[[ SOURCE DOCUMENT, beginning ]]

Lenzner would later create his own private detective agency, which Bill and Hillary used to dig up dirt on their adversaries.
“Under Carter, the Legal Services Corporation fared better. Hillary Rodham took over as LSC board chairman during a period when the corporation was expanding its reach. Once confined mainly to urban areas and a few programs serving migrant workers, the network of LSC grantees was extended into virtually every county of the fifty states, as well as the U.S. Territories.
“The corporation’s budget grew apace, rising from $71.5 million in 1976 to $321 million by 1981. Thanks to non-confrontational leadership [meaning no one would hold anyone else accountable] and closer monitoring of grant programs, the LSC had enjoyed a honeymoon from controversy.”
Under Hillary’s chairmanship, “the board affirmed its goal to ‘empower the poor.’ The LSC’s idea of empowerment was to use legal action to expand the welfare rolls and get as many people as possible on food stamps and Social Security disability. The reasoning behind this somewhat cockeyed notion of progress was that the LSC needed to expand its client base to include the working poor, working through the courts to bring about a redistribution of income.

[[ SOURCE DOCUMENT, end ]]

* **PROBLEM 1**:
In the passage about the Legal Services Corporation, how much did the corporation's budget grow between 1976 and 1981?
* **PROBLEM 2**:
In the passage about the Legal Services Corporation, shorten the paragraph that begins "Under Carter, the Legal Services Corporation fared better" while keeping its main facts.
* **PROBLEM 3**:
Go on with the passage about Hillary Rodham and the Legal Services Corporation, starting after its last sentence.

[[ MATERIAL PROVIDED, beginning ]]

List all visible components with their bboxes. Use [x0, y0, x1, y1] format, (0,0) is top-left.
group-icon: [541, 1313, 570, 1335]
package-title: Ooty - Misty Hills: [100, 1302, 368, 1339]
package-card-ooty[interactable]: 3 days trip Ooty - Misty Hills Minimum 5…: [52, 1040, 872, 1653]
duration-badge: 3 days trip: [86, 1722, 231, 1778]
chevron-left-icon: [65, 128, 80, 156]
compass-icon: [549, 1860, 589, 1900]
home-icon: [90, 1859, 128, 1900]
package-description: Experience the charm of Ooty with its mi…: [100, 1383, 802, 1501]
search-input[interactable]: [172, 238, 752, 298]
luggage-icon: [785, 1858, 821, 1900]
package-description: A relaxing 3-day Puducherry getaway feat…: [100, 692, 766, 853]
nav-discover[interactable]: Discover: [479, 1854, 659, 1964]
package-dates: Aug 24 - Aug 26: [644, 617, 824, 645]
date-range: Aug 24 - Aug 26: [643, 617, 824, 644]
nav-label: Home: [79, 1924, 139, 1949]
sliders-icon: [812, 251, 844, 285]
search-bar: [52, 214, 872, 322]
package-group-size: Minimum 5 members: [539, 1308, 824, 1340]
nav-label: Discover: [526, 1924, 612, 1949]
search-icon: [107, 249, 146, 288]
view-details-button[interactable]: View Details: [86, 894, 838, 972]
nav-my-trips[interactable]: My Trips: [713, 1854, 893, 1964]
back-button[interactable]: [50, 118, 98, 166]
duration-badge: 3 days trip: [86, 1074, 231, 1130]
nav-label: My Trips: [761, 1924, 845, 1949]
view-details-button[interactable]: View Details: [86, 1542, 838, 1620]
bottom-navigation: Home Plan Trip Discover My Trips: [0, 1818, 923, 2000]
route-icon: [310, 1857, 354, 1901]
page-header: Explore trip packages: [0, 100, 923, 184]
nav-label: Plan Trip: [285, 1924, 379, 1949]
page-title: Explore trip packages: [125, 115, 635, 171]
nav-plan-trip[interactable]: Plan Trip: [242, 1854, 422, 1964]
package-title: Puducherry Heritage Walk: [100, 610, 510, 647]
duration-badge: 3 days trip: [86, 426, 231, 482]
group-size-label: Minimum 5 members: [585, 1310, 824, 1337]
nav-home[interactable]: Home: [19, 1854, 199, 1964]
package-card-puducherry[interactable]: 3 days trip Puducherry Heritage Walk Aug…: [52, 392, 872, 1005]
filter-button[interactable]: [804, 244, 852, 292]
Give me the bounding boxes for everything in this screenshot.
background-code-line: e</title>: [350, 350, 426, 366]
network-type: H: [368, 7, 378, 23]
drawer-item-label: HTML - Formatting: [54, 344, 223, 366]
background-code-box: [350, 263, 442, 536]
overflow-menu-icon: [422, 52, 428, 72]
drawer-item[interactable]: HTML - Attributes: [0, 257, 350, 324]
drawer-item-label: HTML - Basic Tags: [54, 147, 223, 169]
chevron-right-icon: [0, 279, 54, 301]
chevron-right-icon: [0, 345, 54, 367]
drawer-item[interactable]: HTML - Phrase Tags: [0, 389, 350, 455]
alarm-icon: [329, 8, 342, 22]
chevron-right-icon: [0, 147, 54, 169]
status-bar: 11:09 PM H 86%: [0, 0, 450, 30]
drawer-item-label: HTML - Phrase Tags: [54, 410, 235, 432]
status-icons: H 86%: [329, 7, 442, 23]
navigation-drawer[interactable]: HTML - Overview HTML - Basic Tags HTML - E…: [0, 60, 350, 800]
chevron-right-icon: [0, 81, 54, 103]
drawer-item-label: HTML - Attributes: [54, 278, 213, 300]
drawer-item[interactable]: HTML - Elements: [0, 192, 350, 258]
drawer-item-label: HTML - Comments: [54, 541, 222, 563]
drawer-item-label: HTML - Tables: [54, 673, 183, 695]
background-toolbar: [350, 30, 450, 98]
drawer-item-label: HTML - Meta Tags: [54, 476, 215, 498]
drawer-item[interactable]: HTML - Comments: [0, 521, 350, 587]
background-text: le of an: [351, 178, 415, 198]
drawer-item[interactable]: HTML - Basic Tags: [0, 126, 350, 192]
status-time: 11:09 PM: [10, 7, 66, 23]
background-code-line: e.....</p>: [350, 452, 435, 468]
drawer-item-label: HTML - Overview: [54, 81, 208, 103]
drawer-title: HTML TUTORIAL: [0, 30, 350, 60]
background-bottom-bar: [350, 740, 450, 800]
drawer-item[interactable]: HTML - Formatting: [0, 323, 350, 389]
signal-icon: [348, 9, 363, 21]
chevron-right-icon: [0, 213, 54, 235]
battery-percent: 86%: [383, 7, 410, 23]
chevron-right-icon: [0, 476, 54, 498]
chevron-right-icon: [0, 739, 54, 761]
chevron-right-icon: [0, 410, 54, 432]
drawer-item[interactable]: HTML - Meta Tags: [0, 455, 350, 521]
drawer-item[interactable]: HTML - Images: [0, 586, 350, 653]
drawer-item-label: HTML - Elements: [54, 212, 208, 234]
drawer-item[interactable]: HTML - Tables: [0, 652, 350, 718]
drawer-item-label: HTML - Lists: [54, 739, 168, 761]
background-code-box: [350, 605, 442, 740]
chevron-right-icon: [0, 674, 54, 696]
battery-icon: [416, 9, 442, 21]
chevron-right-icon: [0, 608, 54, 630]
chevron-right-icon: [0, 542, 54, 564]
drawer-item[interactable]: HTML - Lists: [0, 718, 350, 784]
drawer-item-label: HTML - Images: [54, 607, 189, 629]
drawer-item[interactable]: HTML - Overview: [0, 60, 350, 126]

[[ MATERIAL PROVIDED, end ]]

* **EXERCISE RESULT 1**:
It rose from $71.5 million in 1976 to $321 million by 1981.

* **EXERCISE RESULT 2**:
The LSC did better under Carter. Hillary Rodham chaired its board while it expanded. Its grantees had once been mostly urban, along with a few migrant-worker programs. They spread to nearly every county in the fifty states and to the U.S. Territories.

* **EXERCISE RESULT 3**:
“This goal would be expressed most clearly by Gary Bellow, Executive Director of the Legal Services Institute, in a March 1982 speech entitled, ‘Strategy and Substance for the 80’s,’ which he delivered to a group of Legal Services attorneys and community activists. Bellow stressed that one effective way to ensure continuing support for Legal Services was to ‘increase people’s sense of grievance and entitlement’ – a strange goal,” Milton notes, “for a government agency.”
Or maybe not so strange for an agency that boldly agitated for a socialist government.
No matter how mightily she thunders and rumbles, Mount Hillary is a puny firecracker compared to the Mount Wikileaks volcano exploding behind her, ready to engulf Hillary in a firestorm of misdeeds, lies, corruption, and scandal.